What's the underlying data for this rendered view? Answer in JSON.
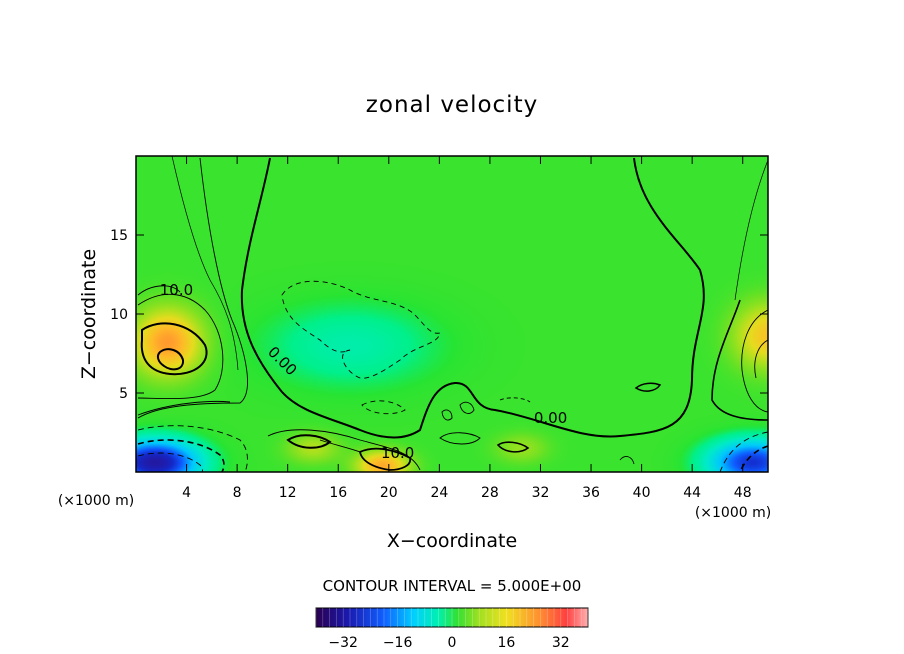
{
  "chart_data": {
    "type": "heatmap",
    "title": "zonal velocity",
    "xlabel": "X−coordinate",
    "ylabel": "Z−coordinate",
    "x_unit_left": "(×1000 m)",
    "x_unit_right": "(×1000 m)",
    "xlim": [
      0,
      50
    ],
    "ylim": [
      0,
      20
    ],
    "x_ticks": [
      4,
      8,
      12,
      16,
      20,
      24,
      28,
      32,
      36,
      40,
      44,
      48
    ],
    "y_ticks": [
      5,
      10,
      15
    ],
    "contour_interval_text": "CONTOUR INTERVAL = 5.000E+00",
    "contour_labels": [
      {
        "text": "10.0",
        "x": 3.2,
        "y": 11.2
      },
      {
        "text": "0.00",
        "x": 11.3,
        "y": 6.8
      },
      {
        "text": "0.00",
        "x": 32.8,
        "y": 3.1
      },
      {
        "text": "10.0",
        "x": 20.7,
        "y": 0.9
      }
    ],
    "colorbar": {
      "range": [
        -40,
        40
      ],
      "ticks": [
        "−32",
        "−16",
        "0",
        "16",
        "32"
      ],
      "tick_values": [
        -32,
        -16,
        0,
        16,
        32
      ]
    },
    "field_features": [
      {
        "kind": "jet",
        "x": 2.5,
        "z": 8.2,
        "value": 24
      },
      {
        "kind": "jet",
        "x": 50.0,
        "z": 8.6,
        "value": 18
      },
      {
        "kind": "jet",
        "x": 19.5,
        "z": 0.4,
        "value": 22
      },
      {
        "kind": "jet",
        "x": 14.0,
        "z": 1.5,
        "value": 10
      },
      {
        "kind": "jet",
        "x": 30.5,
        "z": 1.5,
        "value": 8
      },
      {
        "kind": "return_flow",
        "x": 1.5,
        "z": 0.6,
        "value": -32
      },
      {
        "kind": "return_flow",
        "x": 48.8,
        "z": 0.6,
        "value": -25
      },
      {
        "kind": "weak_negative",
        "x": 17.0,
        "z": 8.0,
        "value": -3
      },
      {
        "kind": "background",
        "value": 2
      }
    ]
  }
}
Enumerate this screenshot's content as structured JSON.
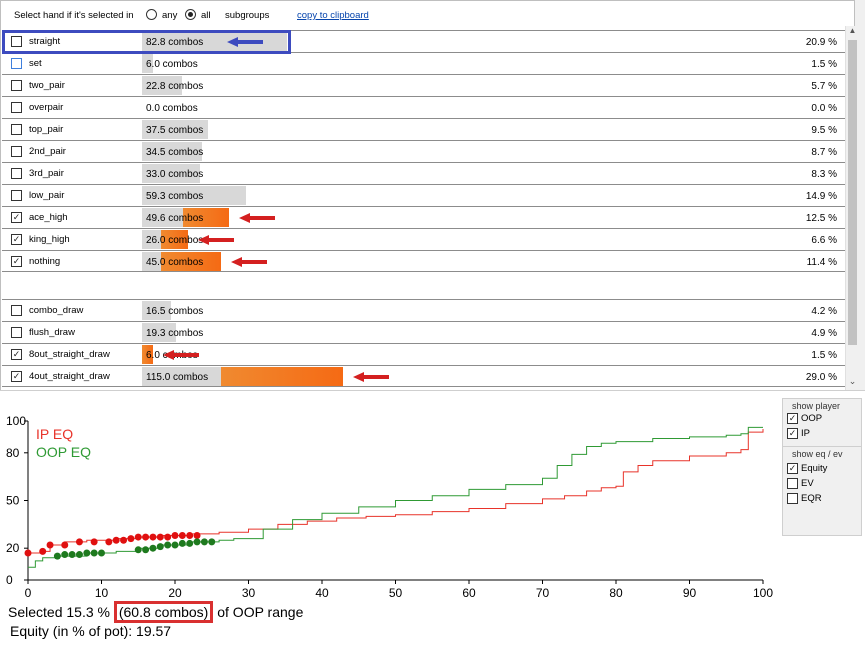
{
  "header": {
    "select_label": "Select hand if it's selected in",
    "radio_any": "any",
    "radio_all": "all",
    "selected_radio": "all",
    "subgroups_label": "subgroups",
    "copy_link": "copy to clipboard"
  },
  "groups": [
    {
      "name": "straight",
      "combos": "82.8 combos",
      "value": 82.8,
      "pct": "20.9 %",
      "checked": false,
      "selected_value": 0
    },
    {
      "name": "set",
      "combos": "6.0 combos",
      "value": 6.0,
      "pct": "1.5 %",
      "checked": false,
      "selected_value": 0
    },
    {
      "name": "two_pair",
      "combos": "22.8 combos",
      "value": 22.8,
      "pct": "5.7 %",
      "checked": false,
      "selected_value": 0
    },
    {
      "name": "overpair",
      "combos": "0.0 combos",
      "value": 0.0,
      "pct": "0.0 %",
      "checked": false,
      "selected_value": 0
    },
    {
      "name": "top_pair",
      "combos": "37.5 combos",
      "value": 37.5,
      "pct": "9.5 %",
      "checked": false,
      "selected_value": 0
    },
    {
      "name": "2nd_pair",
      "combos": "34.5 combos",
      "value": 34.5,
      "pct": "8.7 %",
      "checked": false,
      "selected_value": 0
    },
    {
      "name": "3rd_pair",
      "combos": "33.0 combos",
      "value": 33.0,
      "pct": "8.3 %",
      "checked": false,
      "selected_value": 0
    },
    {
      "name": "low_pair",
      "combos": "59.3 combos",
      "value": 59.3,
      "pct": "14.9 %",
      "checked": false,
      "selected_value": 0
    },
    {
      "name": "ace_high",
      "combos": "49.6 combos",
      "value": 49.6,
      "pct": "12.5 %",
      "checked": true,
      "selected_value": 26
    },
    {
      "name": "king_high",
      "combos": "26.0 combos",
      "value": 26.0,
      "pct": "6.6 %",
      "checked": true,
      "selected_value": 15
    },
    {
      "name": "nothing",
      "combos": "45.0 combos",
      "value": 45.0,
      "pct": "11.4 %",
      "checked": true,
      "selected_value": 34
    }
  ],
  "draws": [
    {
      "name": "combo_draw",
      "combos": "16.5 combos",
      "value": 16.5,
      "pct": "4.2 %",
      "checked": false,
      "selected_value": 0
    },
    {
      "name": "flush_draw",
      "combos": "19.3 combos",
      "value": 19.3,
      "pct": "4.9 %",
      "checked": false,
      "selected_value": 0
    },
    {
      "name": "8out_straight_draw",
      "combos": "6.0 combos",
      "value": 6.0,
      "pct": "1.5 %",
      "checked": true,
      "selected_value": 6
    },
    {
      "name": "4out_straight_draw",
      "combos": "115.0 combos",
      "value": 115.0,
      "pct": "29.0 %",
      "checked": true,
      "selected_value": 70
    }
  ],
  "side_panel": {
    "show_player_title": "show player",
    "players": [
      {
        "label": "OOP",
        "checked": true
      },
      {
        "label": "IP",
        "checked": true
      }
    ],
    "show_eq_title": "show eq / ev",
    "metrics": [
      {
        "label": "Equity",
        "checked": true
      },
      {
        "label": "EV",
        "checked": false
      },
      {
        "label": "EQR",
        "checked": false
      }
    ]
  },
  "colors": {
    "ip": "#e8332a",
    "oop": "#2f9a34",
    "ip_dots": "#e01010",
    "oop_dots": "#1e7a1e",
    "bar_bg": "#d8d8d8",
    "bar_fg": "#f4781e",
    "red_arrow": "#d42020",
    "blue_arrow": "#3d4bbf"
  },
  "summary": {
    "prefix": "Selected 15.3 %",
    "combos": "(60.8 combos)",
    "suffix": "of OOP range",
    "equity": "Equity (in % of pot): 19.57"
  },
  "chart_data": {
    "type": "line",
    "xlabel": "",
    "ylabel": "",
    "xlim": [
      0,
      100
    ],
    "ylim": [
      0,
      100
    ],
    "xticks": [
      0,
      10,
      20,
      30,
      40,
      50,
      60,
      70,
      80,
      90,
      100
    ],
    "yticks": [
      0,
      20,
      50,
      80,
      100
    ],
    "series": [
      {
        "name": "IP EQ",
        "x": [
          0,
          2,
          3,
          5,
          8,
          12,
          15,
          18,
          22,
          26,
          30,
          34,
          38,
          42,
          46,
          50,
          55,
          60,
          65,
          70,
          73,
          76,
          78,
          80,
          81,
          83,
          85,
          90,
          95,
          97,
          98,
          100
        ],
        "y": [
          17,
          18,
          22,
          24,
          25,
          26,
          27,
          28,
          29,
          30,
          32,
          35,
          37,
          39,
          40,
          41,
          43,
          45,
          48,
          51,
          53,
          56,
          58,
          59,
          68,
          72,
          75,
          78,
          80,
          82,
          93,
          95
        ]
      },
      {
        "name": "OOP EQ",
        "x": [
          0,
          1,
          2,
          4,
          8,
          12,
          15,
          18,
          22,
          26,
          28,
          32,
          36,
          40,
          45,
          50,
          55,
          60,
          65,
          70,
          72,
          74,
          76,
          78,
          80,
          85,
          90,
          95,
          97,
          98,
          100
        ],
        "y": [
          8,
          12,
          14,
          15,
          17,
          18,
          20,
          22,
          24,
          25,
          26,
          32,
          38,
          42,
          46,
          50,
          53,
          57,
          60,
          64,
          72,
          79,
          84,
          86,
          87,
          89,
          90,
          91,
          92,
          96,
          96
        ]
      }
    ],
    "highlight_ranges": [
      {
        "series": "IP EQ",
        "x": [
          0,
          2,
          3,
          5,
          7,
          9,
          11,
          12,
          13,
          14,
          15,
          16,
          17,
          18,
          19,
          20,
          21,
          22,
          23
        ],
        "y": [
          17,
          18,
          22,
          22,
          24,
          24,
          24,
          25,
          25,
          26,
          27,
          27,
          27,
          27,
          27,
          28,
          28,
          28,
          28
        ]
      },
      {
        "series": "OOP EQ",
        "x": [
          4,
          5,
          6,
          7,
          8,
          9,
          10,
          15,
          16,
          17,
          18,
          19,
          20,
          21,
          22,
          23,
          24,
          25
        ],
        "y": [
          15,
          16,
          16,
          16,
          17,
          17,
          17,
          19,
          19,
          20,
          21,
          22,
          22,
          23,
          23,
          24,
          24,
          24
        ]
      }
    ]
  }
}
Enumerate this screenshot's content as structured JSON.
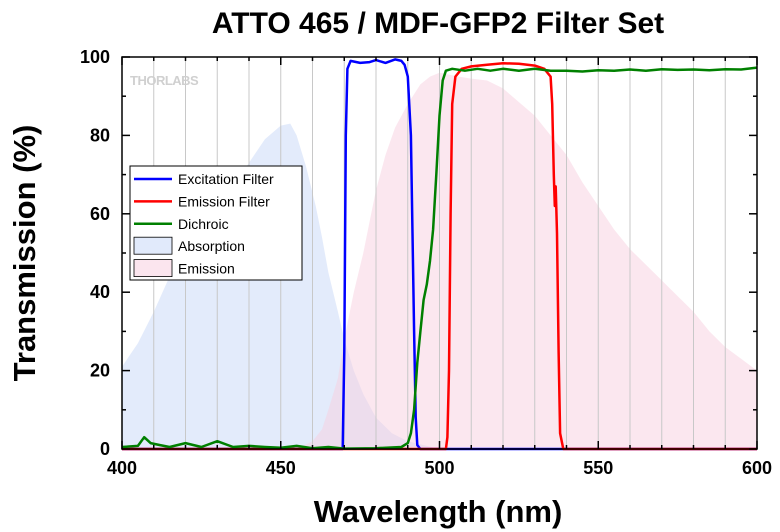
{
  "chart_data": {
    "type": "line",
    "title": "ATTO 465 / MDF-GFP2 Filter Set",
    "xlabel": "Wavelength (nm)",
    "ylabel": "Transmission (%)",
    "xlim": [
      400,
      600
    ],
    "ylim": [
      0,
      100
    ],
    "xticks": [
      400,
      450,
      500,
      550,
      600
    ],
    "yticks": [
      0,
      20,
      40,
      60,
      80,
      100
    ],
    "grid": "vertical",
    "legend_position": "center-left",
    "logo_text": "THORLABS",
    "series": [
      {
        "name": "Excitation Filter",
        "kind": "line",
        "color": "#0000ff",
        "points": [
          [
            400,
            0
          ],
          [
            465,
            0
          ],
          [
            469.5,
            0
          ],
          [
            470,
            25
          ],
          [
            470.5,
            80
          ],
          [
            471,
            97
          ],
          [
            472,
            99
          ],
          [
            475,
            98.5
          ],
          [
            478,
            98.7
          ],
          [
            480,
            99.2
          ],
          [
            483,
            98.5
          ],
          [
            486,
            99.4
          ],
          [
            488,
            99
          ],
          [
            489,
            98
          ],
          [
            490,
            95
          ],
          [
            491,
            80
          ],
          [
            491.5,
            55
          ],
          [
            492,
            30
          ],
          [
            492.5,
            8
          ],
          [
            493,
            1
          ],
          [
            494,
            0
          ],
          [
            600,
            0
          ]
        ]
      },
      {
        "name": "Emission Filter",
        "kind": "line",
        "color": "#ff0000",
        "points": [
          [
            400,
            0
          ],
          [
            502,
            0
          ],
          [
            502.5,
            3
          ],
          [
            503,
            20
          ],
          [
            503.5,
            60
          ],
          [
            504,
            88
          ],
          [
            505,
            95
          ],
          [
            507,
            97
          ],
          [
            510,
            97.6
          ],
          [
            515,
            98
          ],
          [
            520,
            98.4
          ],
          [
            525,
            98.3
          ],
          [
            530,
            97.8
          ],
          [
            533,
            97
          ],
          [
            535,
            95
          ],
          [
            535.5,
            88
          ],
          [
            536,
            70
          ],
          [
            536.3,
            62
          ],
          [
            536.6,
            67
          ],
          [
            537,
            55
          ],
          [
            537.5,
            25
          ],
          [
            538,
            4
          ],
          [
            539,
            0
          ],
          [
            600,
            0
          ]
        ]
      },
      {
        "name": "Dichroic",
        "kind": "line",
        "color": "#008000",
        "points": [
          [
            400,
            0.5
          ],
          [
            405,
            0.8
          ],
          [
            407,
            3
          ],
          [
            409,
            1.5
          ],
          [
            412,
            1
          ],
          [
            415,
            0.5
          ],
          [
            420,
            1.5
          ],
          [
            425,
            0.5
          ],
          [
            430,
            2
          ],
          [
            435,
            0.5
          ],
          [
            440,
            0.8
          ],
          [
            445,
            0.5
          ],
          [
            450,
            0.3
          ],
          [
            455,
            0.8
          ],
          [
            460,
            0.2
          ],
          [
            465,
            0.5
          ],
          [
            470,
            0.1
          ],
          [
            480,
            0.2
          ],
          [
            488,
            0.5
          ],
          [
            490,
            1.5
          ],
          [
            491,
            4
          ],
          [
            492,
            10
          ],
          [
            493,
            22
          ],
          [
            494,
            30
          ],
          [
            495,
            38
          ],
          [
            496,
            42
          ],
          [
            497,
            48
          ],
          [
            498,
            56
          ],
          [
            499,
            70
          ],
          [
            500,
            85
          ],
          [
            501,
            94
          ],
          [
            502,
            96.5
          ],
          [
            504,
            97
          ],
          [
            508,
            96.5
          ],
          [
            512,
            97
          ],
          [
            516,
            96.5
          ],
          [
            520,
            97
          ],
          [
            525,
            96.5
          ],
          [
            530,
            97
          ],
          [
            535,
            96.5
          ],
          [
            540,
            96.5
          ],
          [
            545,
            96.3
          ],
          [
            550,
            96.6
          ],
          [
            555,
            96.5
          ],
          [
            560,
            96.8
          ],
          [
            565,
            96.5
          ],
          [
            570,
            96.9
          ],
          [
            575,
            96.7
          ],
          [
            580,
            96.8
          ],
          [
            585,
            96.6
          ],
          [
            590,
            96.9
          ],
          [
            595,
            96.8
          ],
          [
            600,
            97.3
          ]
        ]
      },
      {
        "name": "Absorption",
        "kind": "area",
        "color": "#c8d8f8",
        "points": [
          [
            400,
            21
          ],
          [
            405,
            27
          ],
          [
            410,
            35
          ],
          [
            415,
            44
          ],
          [
            420,
            51
          ],
          [
            425,
            57
          ],
          [
            430,
            62
          ],
          [
            435,
            67
          ],
          [
            440,
            73
          ],
          [
            445,
            79
          ],
          [
            450,
            82.5
          ],
          [
            453,
            83
          ],
          [
            455,
            80
          ],
          [
            458,
            72
          ],
          [
            461,
            62
          ],
          [
            463,
            54
          ],
          [
            465,
            45
          ],
          [
            468,
            35
          ],
          [
            470,
            28
          ],
          [
            473,
            20
          ],
          [
            476,
            14
          ],
          [
            480,
            8
          ],
          [
            485,
            4
          ],
          [
            490,
            2
          ],
          [
            495,
            1
          ],
          [
            500,
            0
          ],
          [
            600,
            0
          ]
        ]
      },
      {
        "name": "Emission",
        "kind": "area",
        "color": "#f8d0e0",
        "points": [
          [
            400,
            0
          ],
          [
            455,
            0
          ],
          [
            460,
            2
          ],
          [
            463,
            5
          ],
          [
            465,
            10
          ],
          [
            468,
            18
          ],
          [
            470,
            28
          ],
          [
            473,
            40
          ],
          [
            476,
            50
          ],
          [
            478,
            58
          ],
          [
            480,
            66
          ],
          [
            483,
            75
          ],
          [
            486,
            82
          ],
          [
            490,
            88
          ],
          [
            494,
            93
          ],
          [
            497,
            95
          ],
          [
            500,
            96
          ],
          [
            503,
            95.5
          ],
          [
            506,
            95
          ],
          [
            510,
            94.5
          ],
          [
            515,
            94
          ],
          [
            520,
            92
          ],
          [
            525,
            88.5
          ],
          [
            530,
            85
          ],
          [
            535,
            80
          ],
          [
            540,
            75
          ],
          [
            545,
            68
          ],
          [
            550,
            62
          ],
          [
            555,
            56
          ],
          [
            560,
            51
          ],
          [
            565,
            47
          ],
          [
            570,
            43
          ],
          [
            575,
            39
          ],
          [
            580,
            35
          ],
          [
            585,
            30
          ],
          [
            590,
            26
          ],
          [
            595,
            23
          ],
          [
            600,
            20
          ]
        ]
      }
    ]
  }
}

*Aim of the task*: Gather from the records above every line containing the string "series".

*Solution to the exercise*:
    "series": [
        "series": "IP EQ",
        "series": "OOP EQ",
    "series": [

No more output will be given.